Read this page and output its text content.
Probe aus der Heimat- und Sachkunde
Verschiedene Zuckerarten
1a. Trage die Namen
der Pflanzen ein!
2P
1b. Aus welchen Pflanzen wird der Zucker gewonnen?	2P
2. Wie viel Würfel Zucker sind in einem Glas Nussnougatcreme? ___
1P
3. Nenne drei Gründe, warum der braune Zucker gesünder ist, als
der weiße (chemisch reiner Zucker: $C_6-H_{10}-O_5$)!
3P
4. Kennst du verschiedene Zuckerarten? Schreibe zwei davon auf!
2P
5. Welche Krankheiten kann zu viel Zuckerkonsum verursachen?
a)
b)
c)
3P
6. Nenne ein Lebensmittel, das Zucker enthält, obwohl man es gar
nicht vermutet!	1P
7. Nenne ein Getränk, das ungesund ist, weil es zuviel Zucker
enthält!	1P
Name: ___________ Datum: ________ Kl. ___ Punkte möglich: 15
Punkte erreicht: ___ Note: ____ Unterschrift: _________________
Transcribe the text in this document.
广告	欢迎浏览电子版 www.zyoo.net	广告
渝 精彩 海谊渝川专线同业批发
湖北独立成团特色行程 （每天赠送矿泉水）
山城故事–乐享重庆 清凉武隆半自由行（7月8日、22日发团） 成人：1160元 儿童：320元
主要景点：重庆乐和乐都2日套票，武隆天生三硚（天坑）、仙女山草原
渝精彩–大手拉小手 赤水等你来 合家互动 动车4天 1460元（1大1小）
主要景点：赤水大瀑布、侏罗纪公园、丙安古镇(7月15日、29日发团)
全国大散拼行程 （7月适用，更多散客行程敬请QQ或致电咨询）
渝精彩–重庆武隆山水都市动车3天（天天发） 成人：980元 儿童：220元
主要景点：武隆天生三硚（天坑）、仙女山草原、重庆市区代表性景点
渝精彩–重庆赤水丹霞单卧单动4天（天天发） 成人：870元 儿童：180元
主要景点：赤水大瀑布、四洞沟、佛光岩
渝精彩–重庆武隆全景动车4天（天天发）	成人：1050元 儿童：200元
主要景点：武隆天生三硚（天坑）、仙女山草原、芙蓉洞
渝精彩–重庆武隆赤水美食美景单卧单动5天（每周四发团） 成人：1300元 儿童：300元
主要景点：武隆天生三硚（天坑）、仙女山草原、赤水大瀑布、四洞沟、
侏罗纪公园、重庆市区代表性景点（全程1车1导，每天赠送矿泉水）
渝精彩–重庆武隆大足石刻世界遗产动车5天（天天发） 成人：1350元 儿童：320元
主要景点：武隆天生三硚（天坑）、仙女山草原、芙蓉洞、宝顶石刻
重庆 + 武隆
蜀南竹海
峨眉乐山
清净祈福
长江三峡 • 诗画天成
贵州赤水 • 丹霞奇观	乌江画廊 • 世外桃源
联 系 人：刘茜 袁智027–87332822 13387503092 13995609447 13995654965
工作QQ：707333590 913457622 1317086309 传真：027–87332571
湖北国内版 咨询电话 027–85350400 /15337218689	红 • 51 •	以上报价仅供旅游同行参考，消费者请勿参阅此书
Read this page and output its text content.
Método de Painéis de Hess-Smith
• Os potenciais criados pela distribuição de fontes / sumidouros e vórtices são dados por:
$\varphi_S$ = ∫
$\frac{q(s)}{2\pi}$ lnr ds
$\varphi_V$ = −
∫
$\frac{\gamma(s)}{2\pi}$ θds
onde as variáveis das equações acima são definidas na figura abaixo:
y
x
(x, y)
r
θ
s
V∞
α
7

* * *

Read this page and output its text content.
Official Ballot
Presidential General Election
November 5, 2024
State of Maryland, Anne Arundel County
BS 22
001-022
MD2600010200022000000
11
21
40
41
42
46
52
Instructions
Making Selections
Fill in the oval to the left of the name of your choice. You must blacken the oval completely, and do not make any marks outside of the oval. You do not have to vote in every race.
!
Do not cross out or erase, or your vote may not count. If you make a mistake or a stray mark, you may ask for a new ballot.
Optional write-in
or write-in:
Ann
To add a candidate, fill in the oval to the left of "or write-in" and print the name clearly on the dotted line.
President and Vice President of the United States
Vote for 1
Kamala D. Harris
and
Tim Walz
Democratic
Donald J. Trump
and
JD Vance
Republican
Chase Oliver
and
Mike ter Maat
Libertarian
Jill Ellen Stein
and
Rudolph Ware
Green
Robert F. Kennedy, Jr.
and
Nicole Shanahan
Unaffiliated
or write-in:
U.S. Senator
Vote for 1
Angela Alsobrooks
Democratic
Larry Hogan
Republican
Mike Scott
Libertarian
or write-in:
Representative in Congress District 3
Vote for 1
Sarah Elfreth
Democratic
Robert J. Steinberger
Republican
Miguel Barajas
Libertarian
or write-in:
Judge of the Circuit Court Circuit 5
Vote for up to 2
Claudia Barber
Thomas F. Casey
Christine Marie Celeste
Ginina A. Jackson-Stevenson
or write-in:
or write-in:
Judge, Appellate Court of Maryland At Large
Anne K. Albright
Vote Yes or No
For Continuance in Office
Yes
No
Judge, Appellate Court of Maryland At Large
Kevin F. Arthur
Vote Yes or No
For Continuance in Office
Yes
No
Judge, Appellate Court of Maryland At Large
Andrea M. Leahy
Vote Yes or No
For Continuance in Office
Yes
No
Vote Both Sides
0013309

WRITTEN INSTRUCTION: Search the preceding listing for "frac" and extract every line where it is found.

THE RESPONSE:
$\frac{q(s)}{2\pi}$ lnr ds
$\frac{\gamma(s)}{2\pi}$ θds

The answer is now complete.